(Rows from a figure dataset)
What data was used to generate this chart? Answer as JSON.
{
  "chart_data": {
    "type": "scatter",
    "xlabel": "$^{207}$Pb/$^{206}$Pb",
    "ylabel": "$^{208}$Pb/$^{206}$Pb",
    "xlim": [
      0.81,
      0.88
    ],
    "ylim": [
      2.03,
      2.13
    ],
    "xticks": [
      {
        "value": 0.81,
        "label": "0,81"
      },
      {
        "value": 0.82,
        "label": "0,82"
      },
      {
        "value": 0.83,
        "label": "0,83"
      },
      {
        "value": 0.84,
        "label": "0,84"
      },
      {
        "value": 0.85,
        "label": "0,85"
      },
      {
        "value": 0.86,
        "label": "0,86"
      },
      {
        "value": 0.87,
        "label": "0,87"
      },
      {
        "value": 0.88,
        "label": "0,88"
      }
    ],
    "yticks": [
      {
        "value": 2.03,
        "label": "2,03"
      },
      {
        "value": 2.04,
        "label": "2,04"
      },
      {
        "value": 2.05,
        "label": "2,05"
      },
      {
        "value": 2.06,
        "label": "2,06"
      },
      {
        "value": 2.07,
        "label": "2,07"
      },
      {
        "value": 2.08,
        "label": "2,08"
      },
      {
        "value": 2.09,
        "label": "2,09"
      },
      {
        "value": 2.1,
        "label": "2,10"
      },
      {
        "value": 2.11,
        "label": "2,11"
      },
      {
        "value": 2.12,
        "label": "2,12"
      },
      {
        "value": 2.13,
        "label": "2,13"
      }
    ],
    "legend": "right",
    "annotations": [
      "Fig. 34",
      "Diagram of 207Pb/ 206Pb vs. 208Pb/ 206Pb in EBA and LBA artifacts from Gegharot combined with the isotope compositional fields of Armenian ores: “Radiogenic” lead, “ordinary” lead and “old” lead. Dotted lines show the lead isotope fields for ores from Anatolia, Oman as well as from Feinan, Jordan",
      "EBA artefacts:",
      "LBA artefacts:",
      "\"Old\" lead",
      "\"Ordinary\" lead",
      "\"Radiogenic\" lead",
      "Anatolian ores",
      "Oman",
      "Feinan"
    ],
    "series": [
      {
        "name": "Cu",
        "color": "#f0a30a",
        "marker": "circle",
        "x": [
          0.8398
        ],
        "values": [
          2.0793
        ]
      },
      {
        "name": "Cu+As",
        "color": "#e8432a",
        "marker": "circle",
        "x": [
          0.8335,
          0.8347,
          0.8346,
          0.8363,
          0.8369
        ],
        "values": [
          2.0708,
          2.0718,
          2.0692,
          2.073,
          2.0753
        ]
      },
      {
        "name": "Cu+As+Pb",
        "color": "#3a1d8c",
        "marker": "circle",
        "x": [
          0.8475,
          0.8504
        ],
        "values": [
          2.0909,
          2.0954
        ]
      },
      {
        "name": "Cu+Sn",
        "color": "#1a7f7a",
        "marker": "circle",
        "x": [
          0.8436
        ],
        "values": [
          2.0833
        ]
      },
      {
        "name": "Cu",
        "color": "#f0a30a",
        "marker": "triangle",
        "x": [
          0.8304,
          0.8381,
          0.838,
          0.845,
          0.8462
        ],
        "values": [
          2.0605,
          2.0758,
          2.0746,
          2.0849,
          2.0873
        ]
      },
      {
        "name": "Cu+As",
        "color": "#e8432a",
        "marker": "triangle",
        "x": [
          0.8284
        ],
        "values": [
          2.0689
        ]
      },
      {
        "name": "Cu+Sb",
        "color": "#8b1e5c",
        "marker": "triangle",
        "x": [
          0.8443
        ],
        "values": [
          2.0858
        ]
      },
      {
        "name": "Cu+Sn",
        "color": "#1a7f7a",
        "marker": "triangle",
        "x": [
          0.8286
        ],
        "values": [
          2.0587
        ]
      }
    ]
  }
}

## Exercise objective
Every line of the data above should be reproduced word for word.

## Output of the task
What data was used to generate this chart? Answer as JSON.
{
  "chart_data": {
    "type": "scatter",
    "xlabel": "$^{207}$Pb/$^{206}$Pb",
    "ylabel": "$^{208}$Pb/$^{206}$Pb",
    "xlim": [
      0.81,
      0.88
    ],
    "ylim": [
      2.03,
      2.13
    ],
    "xticks": [
      {
        "value": 0.81,
        "label": "0,81"
      },
      {
        "value": 0.82,
        "label": "0,82"
      },
      {
        "value": 0.83,
        "label": "0,83"
      },
      {
        "value": 0.84,
        "label": "0,84"
      },
      {
        "value": 0.85,
        "label": "0,85"
      },
      {
        "value": 0.86,
        "label": "0,86"
      },
      {
        "value": 0.87,
        "label": "0,87"
      },
      {
        "value": 0.88,
        "label": "0,88"
      }
    ],
    "yticks": [
      {
        "value": 2.03,
        "label": "2,03"
      },
      {
        "value": 2.04,
        "label": "2,04"
      },
      {
        "value": 2.05,
        "label": "2,05"
      },
      {
        "value": 2.06,
        "label": "2,06"
      },
      {
        "value": 2.07,
        "label": "2,07"
      },
      {
        "value": 2.08,
        "label": "2,08"
      },
      {
        "value": 2.09,
        "label": "2,09"
      },
      {
        "value": 2.1,
        "label": "2,10"
      },
      {
        "value": 2.11,
        "label": "2,11"
      },
      {
        "value": 2.12,
        "label": "2,12"
      },
      {
        "value": 2.13,
        "label": "2,13"
      }
    ],
    "legend": "right",
    "annotations": [
      "Fig. 34",
      "Diagram of 207Pb/ 206Pb vs. 208Pb/ 206Pb in EBA and LBA artifacts from Gegharot combined with the isotope compositional fields of Armenian ores: “Radiogenic” lead, “ordinary” lead and “old” lead. Dotted lines show the lead isotope fields for ores from Anatolia, Oman as well as from Feinan, Jordan",
      "EBA artefacts:",
      "LBA artefacts:",
      "\"Old\" lead",
      "\"Ordinary\" lead",
      "\"Radiogenic\" lead",
      "Anatolian ores",
      "Oman",
      "Feinan"
    ],
    "series": [
      {
        "name": "Cu",
        "color": "#f0a30a",
        "marker": "circle",
        "x": [
          0.8398
        ],
        "values": [
          2.0793
        ]
      },
      {
        "name": "Cu+As",
        "color": "#e8432a",
        "marker": "circle",
        "x": [
          0.8335,
          0.8347,
          0.8346,
          0.8363,
          0.8369
        ],
        "values": [
          2.0708,
          2.0718,
          2.0692,
          2.073,
          2.0753
        ]
      },
      {
        "name": "Cu+As+Pb",
        "color": "#3a1d8c",
        "marker": "circle",
        "x": [
          0.8475,
          0.8504
        ],
        "values": [
          2.0909,
          2.0954
        ]
      },
      {
        "name": "Cu+Sn",
        "color": "#1a7f7a",
        "marker": "circle",
        "x": [
          0.8436
        ],
        "values": [
          2.0833
        ]
      },
      {
        "name": "Cu",
        "color": "#f0a30a",
        "marker": "triangle",
        "x": [
          0.8304,
          0.8381,
          0.838,
          0.845,
          0.8462
        ],
        "values": [
          2.0605,
          2.0758,
          2.0746,
          2.0849,
          2.0873
        ]
      },
      {
        "name": "Cu+As",
        "color": "#e8432a",
        "marker": "triangle",
        "x": [
          0.8284
        ],
        "values": [
          2.0689
        ]
      },
      {
        "name": "Cu+Sb",
        "color": "#8b1e5c",
        "marker": "triangle",
        "x": [
          0.8443
        ],
        "values": [
          2.0858
        ]
      },
      {
        "name": "Cu+Sn",
        "color": "#1a7f7a",
        "marker": "triangle",
        "x": [
          0.8286
        ],
        "values": [
          2.0587
        ]
      }
    ]
  }
}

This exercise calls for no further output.